[Figure content listings]
-- Begin --
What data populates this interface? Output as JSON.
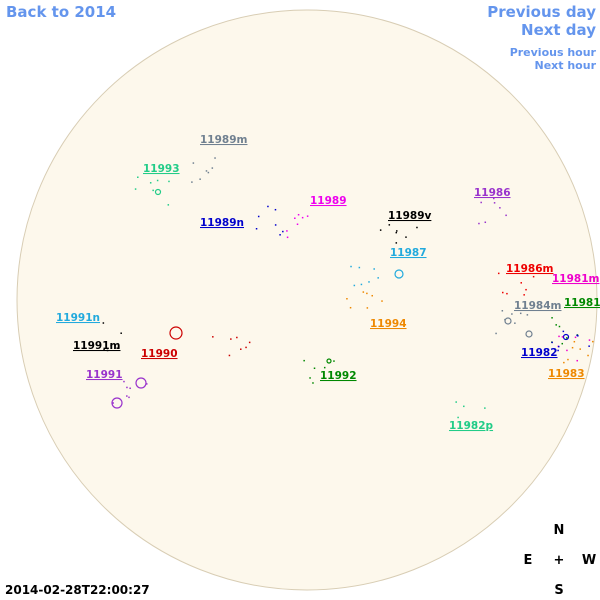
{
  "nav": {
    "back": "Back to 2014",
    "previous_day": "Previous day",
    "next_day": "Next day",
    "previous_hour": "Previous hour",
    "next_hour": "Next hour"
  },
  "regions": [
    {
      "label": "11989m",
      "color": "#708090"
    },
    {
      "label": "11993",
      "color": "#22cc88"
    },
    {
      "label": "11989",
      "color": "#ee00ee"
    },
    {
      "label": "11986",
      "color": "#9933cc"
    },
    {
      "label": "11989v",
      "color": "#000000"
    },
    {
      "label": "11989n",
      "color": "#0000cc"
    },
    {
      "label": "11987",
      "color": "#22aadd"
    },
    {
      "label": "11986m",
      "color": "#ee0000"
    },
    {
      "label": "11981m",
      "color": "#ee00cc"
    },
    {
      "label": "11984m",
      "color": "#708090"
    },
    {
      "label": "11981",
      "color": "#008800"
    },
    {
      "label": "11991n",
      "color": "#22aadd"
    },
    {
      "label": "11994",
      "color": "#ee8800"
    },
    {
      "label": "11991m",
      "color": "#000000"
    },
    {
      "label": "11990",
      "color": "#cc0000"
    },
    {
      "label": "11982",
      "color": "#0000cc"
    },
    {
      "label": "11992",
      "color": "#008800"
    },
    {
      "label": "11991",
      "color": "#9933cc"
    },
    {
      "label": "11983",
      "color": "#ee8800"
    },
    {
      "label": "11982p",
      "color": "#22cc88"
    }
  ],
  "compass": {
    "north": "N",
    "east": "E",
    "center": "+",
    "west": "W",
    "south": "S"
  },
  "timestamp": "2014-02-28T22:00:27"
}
-- End --
◆ **Task to carry out**
Omit every image. Quote each record exactly.

◆ **Exercise answer**
What data populates this interface? Output as JSON.
{
  "nav": {
    "back": "Back to 2014",
    "previous_day": "Previous day",
    "next_day": "Next day",
    "previous_hour": "Previous hour",
    "next_hour": "Next hour"
  },
  "regions": [
    {
      "label": "11989m",
      "color": "#708090"
    },
    {
      "label": "11993",
      "color": "#22cc88"
    },
    {
      "label": "11989",
      "color": "#ee00ee"
    },
    {
      "label": "11986",
      "color": "#9933cc"
    },
    {
      "label": "11989v",
      "color": "#000000"
    },
    {
      "label": "11989n",
      "color": "#0000cc"
    },
    {
      "label": "11987",
      "color": "#22aadd"
    },
    {
      "label": "11986m",
      "color": "#ee0000"
    },
    {
      "label": "11981m",
      "color": "#ee00cc"
    },
    {
      "label": "11984m",
      "color": "#708090"
    },
    {
      "label": "11981",
      "color": "#008800"
    },
    {
      "label": "11991n",
      "color": "#22aadd"
    },
    {
      "label": "11994",
      "color": "#ee8800"
    },
    {
      "label": "11991m",
      "color": "#000000"
    },
    {
      "label": "11990",
      "color": "#cc0000"
    },
    {
      "label": "11982",
      "color": "#0000cc"
    },
    {
      "label": "11992",
      "color": "#008800"
    },
    {
      "label": "11991",
      "color": "#9933cc"
    },
    {
      "label": "11983",
      "color": "#ee8800"
    },
    {
      "label": "11982p",
      "color": "#22cc88"
    }
  ],
  "compass": {
    "north": "N",
    "east": "E",
    "center": "+",
    "west": "W",
    "south": "S"
  },
  "timestamp": "2014-02-28T22:00:27"
}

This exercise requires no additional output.